> _The data_
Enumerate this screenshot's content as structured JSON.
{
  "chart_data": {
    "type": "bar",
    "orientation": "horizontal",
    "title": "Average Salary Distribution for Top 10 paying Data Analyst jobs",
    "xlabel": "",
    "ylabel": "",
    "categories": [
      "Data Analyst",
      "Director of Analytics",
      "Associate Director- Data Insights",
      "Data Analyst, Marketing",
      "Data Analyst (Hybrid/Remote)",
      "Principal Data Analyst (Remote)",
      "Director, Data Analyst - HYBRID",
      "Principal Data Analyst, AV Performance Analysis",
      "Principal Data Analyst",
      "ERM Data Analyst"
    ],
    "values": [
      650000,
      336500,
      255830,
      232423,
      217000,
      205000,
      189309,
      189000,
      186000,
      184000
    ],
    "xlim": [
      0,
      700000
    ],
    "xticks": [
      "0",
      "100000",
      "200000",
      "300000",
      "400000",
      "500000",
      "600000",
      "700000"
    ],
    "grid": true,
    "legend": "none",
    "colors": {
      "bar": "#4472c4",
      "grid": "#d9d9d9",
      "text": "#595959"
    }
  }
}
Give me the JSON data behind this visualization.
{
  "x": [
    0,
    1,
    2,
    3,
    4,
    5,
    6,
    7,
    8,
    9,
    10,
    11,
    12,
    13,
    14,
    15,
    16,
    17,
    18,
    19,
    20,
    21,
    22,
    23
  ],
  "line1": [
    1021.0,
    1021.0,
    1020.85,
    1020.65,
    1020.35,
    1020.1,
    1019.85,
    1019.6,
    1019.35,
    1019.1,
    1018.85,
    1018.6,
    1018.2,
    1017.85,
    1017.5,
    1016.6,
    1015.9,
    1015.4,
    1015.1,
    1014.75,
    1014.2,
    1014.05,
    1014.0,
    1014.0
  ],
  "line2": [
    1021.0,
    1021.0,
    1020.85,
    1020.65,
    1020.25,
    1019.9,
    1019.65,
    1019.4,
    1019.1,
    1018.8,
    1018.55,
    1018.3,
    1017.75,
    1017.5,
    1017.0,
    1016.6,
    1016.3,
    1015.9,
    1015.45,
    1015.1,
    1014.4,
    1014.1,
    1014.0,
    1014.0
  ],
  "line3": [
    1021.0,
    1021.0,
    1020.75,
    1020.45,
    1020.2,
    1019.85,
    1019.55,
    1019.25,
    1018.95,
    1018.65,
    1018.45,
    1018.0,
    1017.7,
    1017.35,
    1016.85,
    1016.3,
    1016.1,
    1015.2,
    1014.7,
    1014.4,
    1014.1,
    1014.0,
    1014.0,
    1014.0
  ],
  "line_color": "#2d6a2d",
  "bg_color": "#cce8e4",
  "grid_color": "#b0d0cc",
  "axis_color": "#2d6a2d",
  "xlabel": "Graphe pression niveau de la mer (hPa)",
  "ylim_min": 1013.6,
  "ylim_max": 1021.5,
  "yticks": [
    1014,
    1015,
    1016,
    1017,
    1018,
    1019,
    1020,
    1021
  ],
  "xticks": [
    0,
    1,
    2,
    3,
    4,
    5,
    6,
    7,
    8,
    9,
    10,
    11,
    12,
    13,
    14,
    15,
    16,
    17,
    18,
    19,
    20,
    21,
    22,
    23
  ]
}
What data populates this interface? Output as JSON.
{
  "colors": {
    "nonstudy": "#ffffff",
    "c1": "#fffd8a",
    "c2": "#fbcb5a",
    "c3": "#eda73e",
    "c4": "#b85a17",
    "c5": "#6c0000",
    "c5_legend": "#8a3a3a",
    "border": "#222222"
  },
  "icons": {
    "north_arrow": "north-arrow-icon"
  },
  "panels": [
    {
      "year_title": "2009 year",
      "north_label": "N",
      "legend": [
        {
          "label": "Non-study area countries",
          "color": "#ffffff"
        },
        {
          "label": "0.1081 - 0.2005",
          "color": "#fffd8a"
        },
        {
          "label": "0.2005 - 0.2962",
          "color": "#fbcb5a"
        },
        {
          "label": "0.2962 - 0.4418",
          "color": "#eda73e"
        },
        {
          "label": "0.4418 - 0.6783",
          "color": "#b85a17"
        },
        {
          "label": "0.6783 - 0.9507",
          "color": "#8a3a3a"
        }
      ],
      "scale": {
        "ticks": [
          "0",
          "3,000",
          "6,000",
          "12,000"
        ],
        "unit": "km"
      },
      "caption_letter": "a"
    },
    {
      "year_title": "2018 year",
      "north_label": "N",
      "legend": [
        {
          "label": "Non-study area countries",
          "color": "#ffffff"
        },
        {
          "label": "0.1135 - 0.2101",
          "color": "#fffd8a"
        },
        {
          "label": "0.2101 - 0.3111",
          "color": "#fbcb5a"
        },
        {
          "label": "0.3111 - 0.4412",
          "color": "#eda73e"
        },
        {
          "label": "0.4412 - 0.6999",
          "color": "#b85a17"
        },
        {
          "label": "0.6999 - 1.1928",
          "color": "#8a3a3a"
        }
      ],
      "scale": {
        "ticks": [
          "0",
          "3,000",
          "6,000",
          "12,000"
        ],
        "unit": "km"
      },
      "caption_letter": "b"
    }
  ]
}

> _Your task_
Give back the data above exactly as it appears.

> _Answer in full_
Enumerate this screenshot's content as structured JSON.
{
  "chart_data": {
    "type": "bar",
    "orientation": "horizontal",
    "title": "Average Salary Distribution for Top 10 paying Data Analyst jobs",
    "xlabel": "",
    "ylabel": "",
    "categories": [
      "Data Analyst",
      "Director of Analytics",
      "Associate Director- Data Insights",
      "Data Analyst, Marketing",
      "Data Analyst (Hybrid/Remote)",
      "Principal Data Analyst (Remote)",
      "Director, Data Analyst - HYBRID",
      "Principal Data Analyst, AV Performance Analysis",
      "Principal Data Analyst",
      "ERM Data Analyst"
    ],
    "values": [
      650000,
      336500,
      255830,
      232423,
      217000,
      205000,
      189309,
      189000,
      186000,
      184000
    ],
    "xlim": [
      0,
      700000
    ],
    "xticks": [
      "0",
      "100000",
      "200000",
      "300000",
      "400000",
      "500000",
      "600000",
      "700000"
    ],
    "grid": true,
    "legend": "none",
    "colors": {
      "bar": "#4472c4",
      "grid": "#d9d9d9",
      "text": "#595959"
    }
  }
}
Give me the JSON data behind this visualization.
{
  "x": [
    0,
    1,
    2,
    3,
    4,
    5,
    6,
    7,
    8,
    9,
    10,
    11,
    12,
    13,
    14,
    15,
    16,
    17,
    18,
    19,
    20,
    21,
    22,
    23
  ],
  "line1": [
    1021.0,
    1021.0,
    1020.85,
    1020.65,
    1020.35,
    1020.1,
    1019.85,
    1019.6,
    1019.35,
    1019.1,
    1018.85,
    1018.6,
    1018.2,
    1017.85,
    1017.5,
    1016.6,
    1015.9,
    1015.4,
    1015.1,
    1014.75,
    1014.2,
    1014.05,
    1014.0,
    1014.0
  ],
  "line2": [
    1021.0,
    1021.0,
    1020.85,
    1020.65,
    1020.25,
    1019.9,
    1019.65,
    1019.4,
    1019.1,
    1018.8,
    1018.55,
    1018.3,
    1017.75,
    1017.5,
    1017.0,
    1016.6,
    1016.3,
    1015.9,
    1015.45,
    1015.1,
    1014.4,
    1014.1,
    1014.0,
    1014.0
  ],
  "line3": [
    1021.0,
    1021.0,
    1020.75,
    1020.45,
    1020.2,
    1019.85,
    1019.55,
    1019.25,
    1018.95,
    1018.65,
    1018.45,
    1018.0,
    1017.7,
    1017.35,
    1016.85,
    1016.3,
    1016.1,
    1015.2,
    1014.7,
    1014.4,
    1014.1,
    1014.0,
    1014.0,
    1014.0
  ],
  "line_color": "#2d6a2d",
  "bg_color": "#cce8e4",
  "grid_color": "#b0d0cc",
  "axis_color": "#2d6a2d",
  "xlabel": "Graphe pression niveau de la mer (hPa)",
  "ylim_min": 1013.6,
  "ylim_max": 1021.5,
  "yticks": [
    1014,
    1015,
    1016,
    1017,
    1018,
    1019,
    1020,
    1021
  ],
  "xticks": [
    0,
    1,
    2,
    3,
    4,
    5,
    6,
    7,
    8,
    9,
    10,
    11,
    12,
    13,
    14,
    15,
    16,
    17,
    18,
    19,
    20,
    21,
    22,
    23
  ]
}
What data populates this interface? Output as JSON.
{
  "colors": {
    "nonstudy": "#ffffff",
    "c1": "#fffd8a",
    "c2": "#fbcb5a",
    "c3": "#eda73e",
    "c4": "#b85a17",
    "c5": "#6c0000",
    "c5_legend": "#8a3a3a",
    "border": "#222222"
  },
  "icons": {
    "north_arrow": "north-arrow-icon"
  },
  "panels": [
    {
      "year_title": "2009 year",
      "north_label": "N",
      "legend": [
        {
          "label": "Non-study area countries",
          "color": "#ffffff"
        },
        {
          "label": "0.1081 - 0.2005",
          "color": "#fffd8a"
        },
        {
          "label": "0.2005 - 0.2962",
          "color": "#fbcb5a"
        },
        {
          "label": "0.2962 - 0.4418",
          "color": "#eda73e"
        },
        {
          "label": "0.4418 - 0.6783",
          "color": "#b85a17"
        },
        {
          "label": "0.6783 - 0.9507",
          "color": "#8a3a3a"
        }
      ],
      "scale": {
        "ticks": [
          "0",
          "3,000",
          "6,000",
          "12,000"
        ],
        "unit": "km"
      },
      "caption_letter": "a"
    },
    {
      "year_title": "2018 year",
      "north_label": "N",
      "legend": [
        {
          "label": "Non-study area countries",
          "color": "#ffffff"
        },
        {
          "label": "0.1135 - 0.2101",
          "color": "#fffd8a"
        },
        {
          "label": "0.2101 - 0.3111",
          "color": "#fbcb5a"
        },
        {
          "label": "0.3111 - 0.4412",
          "color": "#eda73e"
        },
        {
          "label": "0.4412 - 0.6999",
          "color": "#b85a17"
        },
        {
          "label": "0.6999 - 1.1928",
          "color": "#8a3a3a"
        }
      ],
      "scale": {
        "ticks": [
          "0",
          "3,000",
          "6,000",
          "12,000"
        ],
        "unit": "km"
      },
      "caption_letter": "b"
    }
  ]
}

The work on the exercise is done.